━━━━━ DATA FOR THIS TASK ━━━━━
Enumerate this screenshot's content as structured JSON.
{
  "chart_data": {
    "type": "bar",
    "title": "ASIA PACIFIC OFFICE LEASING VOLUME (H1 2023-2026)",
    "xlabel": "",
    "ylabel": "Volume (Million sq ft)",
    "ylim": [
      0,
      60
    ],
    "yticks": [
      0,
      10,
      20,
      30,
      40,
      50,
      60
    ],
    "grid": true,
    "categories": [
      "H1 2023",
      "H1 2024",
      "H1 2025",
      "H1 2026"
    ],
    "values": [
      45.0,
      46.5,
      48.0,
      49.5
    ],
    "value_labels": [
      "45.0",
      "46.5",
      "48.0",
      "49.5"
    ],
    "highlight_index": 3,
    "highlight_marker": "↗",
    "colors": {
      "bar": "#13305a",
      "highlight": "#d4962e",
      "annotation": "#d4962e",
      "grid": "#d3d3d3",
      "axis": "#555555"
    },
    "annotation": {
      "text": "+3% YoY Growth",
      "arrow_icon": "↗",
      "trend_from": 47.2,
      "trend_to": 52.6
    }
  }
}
━━━━━
Write out the entries above word for word.

Enumerate this screenshot's content as structured JSON.
{
  "chart_data": {
    "type": "bar",
    "title": "ASIA PACIFIC OFFICE LEASING VOLUME (H1 2023-2026)",
    "xlabel": "",
    "ylabel": "Volume (Million sq ft)",
    "ylim": [
      0,
      60
    ],
    "yticks": [
      0,
      10,
      20,
      30,
      40,
      50,
      60
    ],
    "grid": true,
    "categories": [
      "H1 2023",
      "H1 2024",
      "H1 2025",
      "H1 2026"
    ],
    "values": [
      45.0,
      46.5,
      48.0,
      49.5
    ],
    "value_labels": [
      "45.0",
      "46.5",
      "48.0",
      "49.5"
    ],
    "highlight_index": 3,
    "highlight_marker": "↗",
    "colors": {
      "bar": "#13305a",
      "highlight": "#d4962e",
      "annotation": "#d4962e",
      "grid": "#d3d3d3",
      "axis": "#555555"
    },
    "annotation": {
      "text": "+3% YoY Growth",
      "arrow_icon": "↗",
      "trend_from": 47.2,
      "trend_to": 52.6
    }
  }
}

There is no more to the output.